Stated exercise
Copy out every record below exactly as written, but leave out any pictures.

Data for this exercise
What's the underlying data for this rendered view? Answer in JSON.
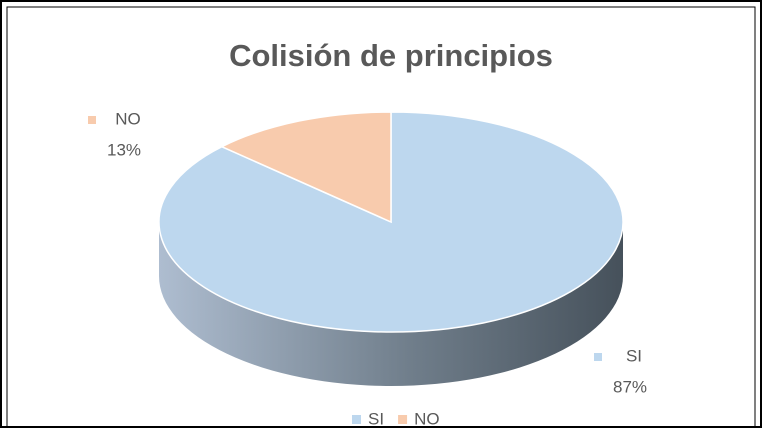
{
  "chart_data": {
    "type": "pie",
    "title": "Colisión de principios",
    "categories": [
      "SI",
      "NO"
    ],
    "values": [
      87,
      13
    ],
    "value_labels": [
      "87%",
      "13%"
    ],
    "colors": [
      "#bdd7ee",
      "#f8cbad"
    ],
    "legend": "bottom"
  }
}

Response
What's the underlying data for this rendered view? Answer in JSON.
{
  "chart_data": {
    "type": "pie",
    "title": "Colisión de principios",
    "categories": [
      "SI",
      "NO"
    ],
    "values": [
      87,
      13
    ],
    "value_labels": [
      "87%",
      "13%"
    ],
    "colors": [
      "#bdd7ee",
      "#f8cbad"
    ],
    "legend": "bottom"
  }
}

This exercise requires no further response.